***** DATA FOR THIS TASK *****
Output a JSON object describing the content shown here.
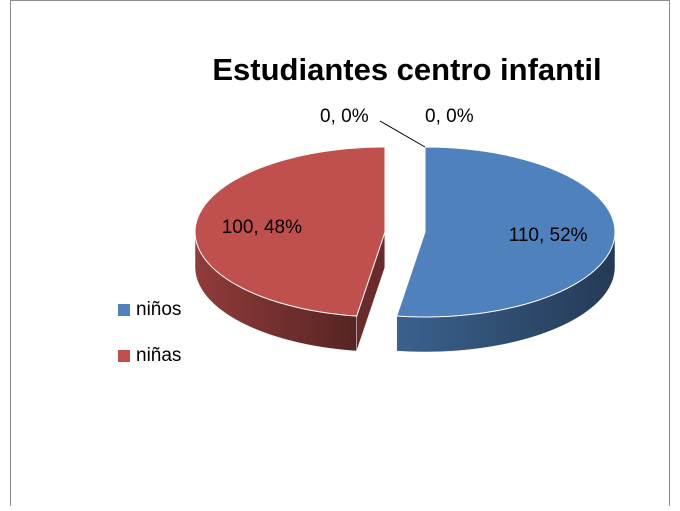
{
  "chart_data": {
    "type": "pie",
    "title": "Estudiantes centro infantil",
    "categories": [
      "niños",
      "niñas",
      null,
      null
    ],
    "values": [
      110,
      100,
      0,
      0
    ],
    "value_labels": [
      "110, 52%",
      "100, 48%",
      "0, 0%",
      "0, 0%"
    ],
    "colors": [
      "#4f81bd",
      "#c0504d",
      "#9bbb59",
      "#8064a2"
    ],
    "legend": "left",
    "exploded": true,
    "three_d": true
  }
}
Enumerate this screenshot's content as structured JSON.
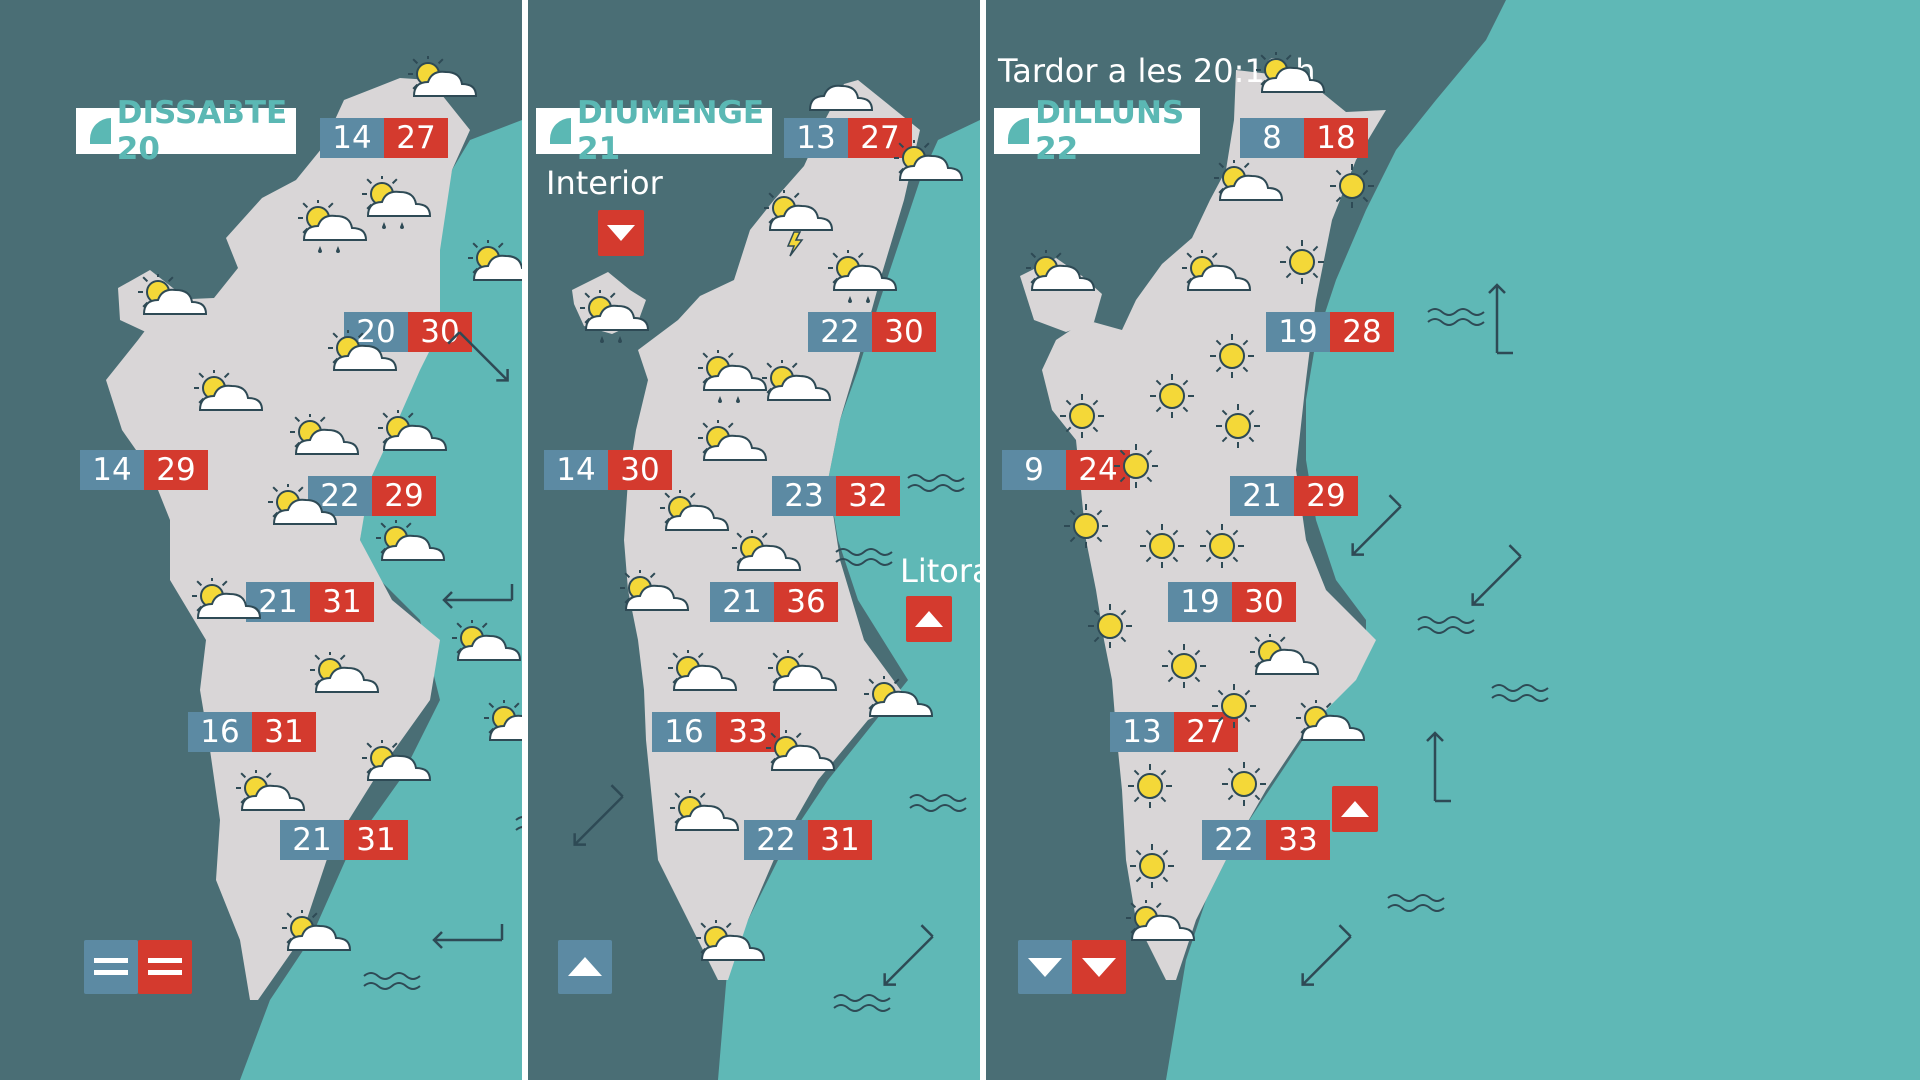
{
  "header": {
    "time_note": "Tardor a les 20:19 h"
  },
  "colors": {
    "sea": "#5fb8b6",
    "land_dark": "#4a6e75",
    "region": "#d9d6d7",
    "min_temp": "#5c8aa3",
    "max_temp": "#d43a2e",
    "label_text": "#5bb8b4"
  },
  "panels": [
    {
      "day_label": "DISSABTE 20",
      "temps": [
        {
          "min": "14",
          "max": "27"
        },
        {
          "min": "20",
          "max": "30"
        },
        {
          "min": "14",
          "max": "29"
        },
        {
          "min": "22",
          "max": "29"
        },
        {
          "min": "21",
          "max": "31"
        },
        {
          "min": "16",
          "max": "31"
        },
        {
          "min": "21",
          "max": "31"
        }
      ],
      "icons": [
        "partly-cloudy-icon",
        "partly-cloudy-icon",
        "partly-cloudy-rain-icon",
        "partly-cloudy-icon",
        "partly-cloudy-icon",
        "partly-cloudy-icon",
        "partly-cloudy-icon",
        "partly-cloudy-icon",
        "partly-cloudy-icon",
        "partly-cloudy-icon",
        "partly-cloudy-icon",
        "partly-cloudy-icon",
        "partly-cloudy-icon",
        "partly-cloudy-icon",
        "partly-cloudy-icon",
        "partly-cloudy-icon"
      ],
      "trend": {
        "min": "equal",
        "max": "equal"
      }
    },
    {
      "day_label": "DIUMENGE 21",
      "interior_label": "Interior",
      "litoral_label": "Litoral",
      "temps": [
        {
          "min": "13",
          "max": "27"
        },
        {
          "min": "22",
          "max": "30"
        },
        {
          "min": "14",
          "max": "30"
        },
        {
          "min": "23",
          "max": "32"
        },
        {
          "min": "21",
          "max": "36"
        },
        {
          "min": "16",
          "max": "33"
        },
        {
          "min": "22",
          "max": "31"
        }
      ],
      "icons": [
        "cloud-icon",
        "partly-cloudy-rain-icon",
        "storm-icon",
        "cloud-rain-icon",
        "partly-cloudy-icon"
      ],
      "interior_trend": "down",
      "litoral_trend": "up",
      "bottom_trend": "up"
    },
    {
      "day_label": "DILLUNS 22",
      "temps": [
        {
          "min": "8",
          "max": "18"
        },
        {
          "min": "19",
          "max": "28"
        },
        {
          "min": "9",
          "max": "24"
        },
        {
          "min": "21",
          "max": "29"
        },
        {
          "min": "19",
          "max": "30"
        },
        {
          "min": "13",
          "max": "27"
        },
        {
          "min": "22",
          "max": "33"
        }
      ],
      "icons": [
        "sun-icon",
        "partly-cloudy-icon"
      ],
      "coast_trend": "up",
      "trend": {
        "min": "down",
        "max": "down"
      }
    }
  ]
}
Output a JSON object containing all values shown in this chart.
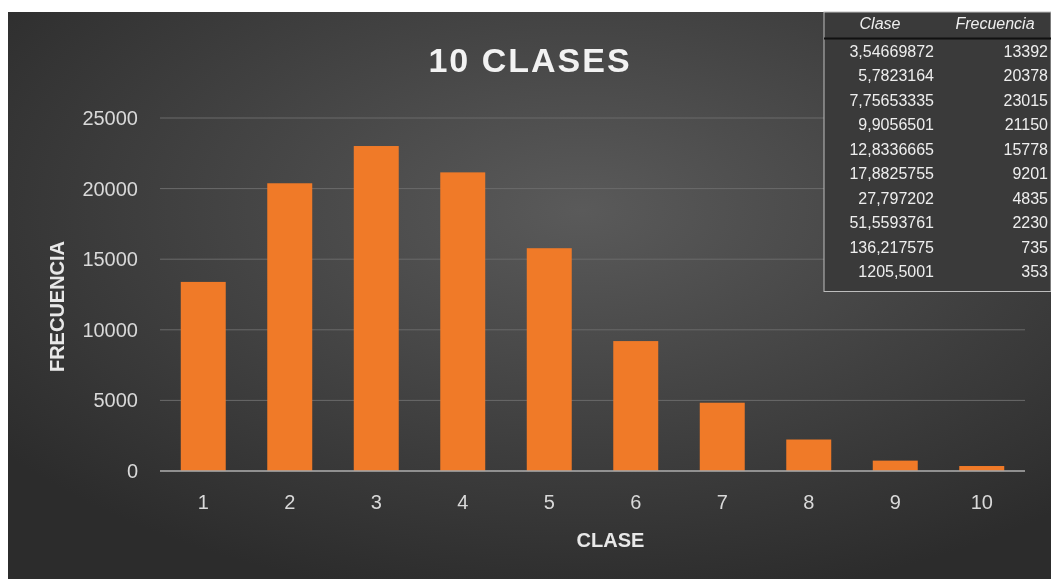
{
  "chart_data": {
    "type": "bar",
    "title": "10 CLASES",
    "xlabel": "CLASE",
    "ylabel": "FRECUENCIA",
    "categories": [
      "1",
      "2",
      "3",
      "4",
      "5",
      "6",
      "7",
      "8",
      "9",
      "10"
    ],
    "values": [
      13392,
      20378,
      23015,
      21150,
      15778,
      9201,
      4835,
      2230,
      735,
      353
    ],
    "color": "#f07a28",
    "ylim": [
      0,
      25000
    ],
    "yticks": [
      0,
      5000,
      10000,
      15000,
      20000,
      25000
    ],
    "grid": "y",
    "annotations": [
      "Clase",
      "Frecuencia",
      "3,54669872",
      "5,7823164",
      "7,75653335",
      "9,9056501",
      "12,8336665",
      "17,8825755",
      "27,797202",
      "51,5593761",
      "136,217575",
      "1205,5001",
      "13392",
      "20378",
      "23015",
      "21150",
      "15778",
      "9201",
      "4835",
      "2230",
      "735",
      "353"
    ]
  }
}
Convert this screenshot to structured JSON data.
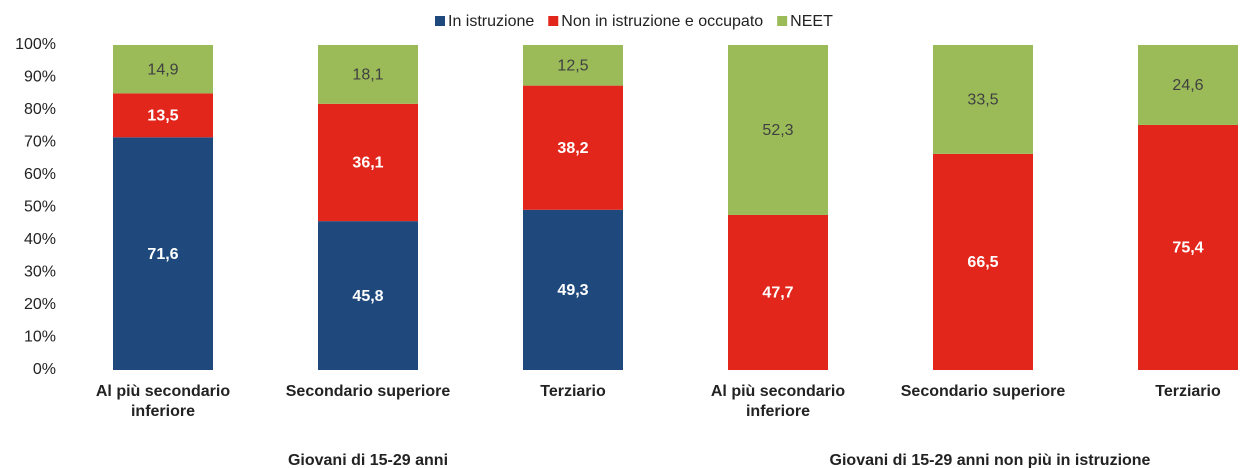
{
  "chart_data": {
    "type": "stacked_bar",
    "categories": [
      "Al più secondario inferiore",
      "Secondario superiore",
      "Terziario",
      "Al più secondario inferiore",
      "Secondario superiore",
      "Terziario"
    ],
    "group_labels": [
      "Giovani di 15-29 anni",
      "Giovani di 15-29 anni non più in istruzione"
    ],
    "series": [
      {
        "name": "In istruzione",
        "color": "#1f497d",
        "values": [
          71.6,
          45.8,
          49.3,
          null,
          null,
          null
        ],
        "value_labels": [
          "71,6",
          "45,8",
          "49,3",
          null,
          null,
          null
        ]
      },
      {
        "name": "Non in istruzione e occupato",
        "color": "#e3261b",
        "values": [
          13.5,
          36.1,
          38.2,
          47.7,
          66.5,
          75.4
        ],
        "value_labels": [
          "13,5",
          "36,1",
          "38,2",
          "47,7",
          "66,5",
          "75,4"
        ]
      },
      {
        "name": "NEET",
        "color": "#9bbb59",
        "values": [
          14.9,
          18.1,
          12.5,
          52.3,
          33.5,
          24.6
        ],
        "value_labels": [
          "14,9",
          "18,1",
          "12,5",
          "52,3",
          "33,5",
          "24,6"
        ]
      }
    ],
    "ylim": [
      0,
      100
    ],
    "yticks": [
      {
        "value": 0,
        "label": "0%"
      },
      {
        "value": 10,
        "label": "10%"
      },
      {
        "value": 20,
        "label": "20%"
      },
      {
        "value": 30,
        "label": "30%"
      },
      {
        "value": 40,
        "label": "40%"
      },
      {
        "value": 50,
        "label": "50%"
      },
      {
        "value": 60,
        "label": "60%"
      },
      {
        "value": 70,
        "label": "70%"
      },
      {
        "value": 80,
        "label": "80%"
      },
      {
        "value": 90,
        "label": "90%"
      },
      {
        "value": 100,
        "label": "100%"
      }
    ],
    "legend": "top"
  }
}
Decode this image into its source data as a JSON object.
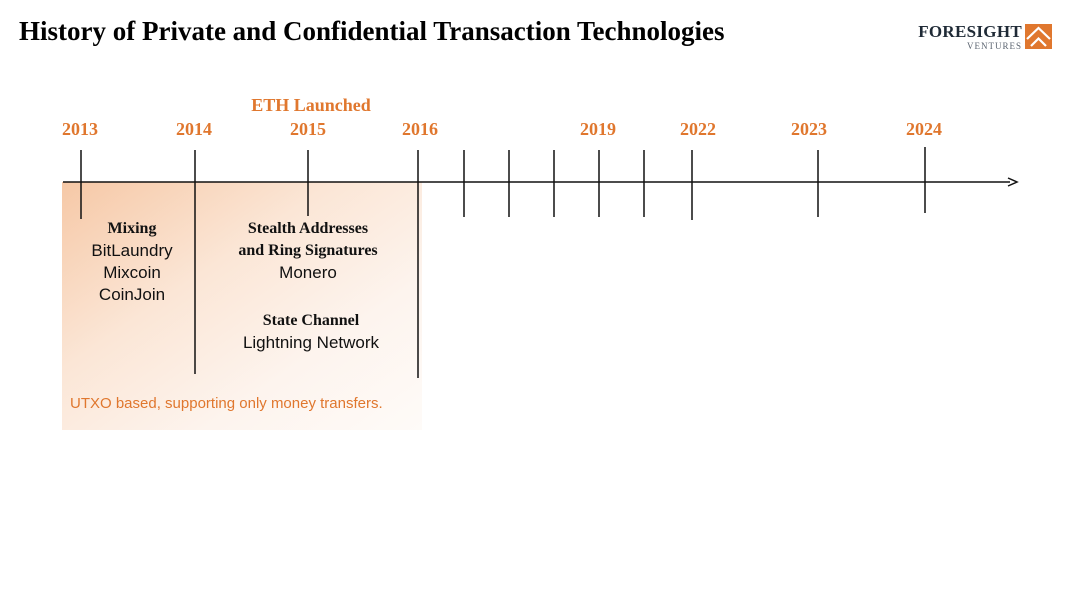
*****
▸ **GIVEN INSTRUCTION**
Count the lines of the material that include the word "screenshot", then state only the total.

▸ **SOLUTION**
2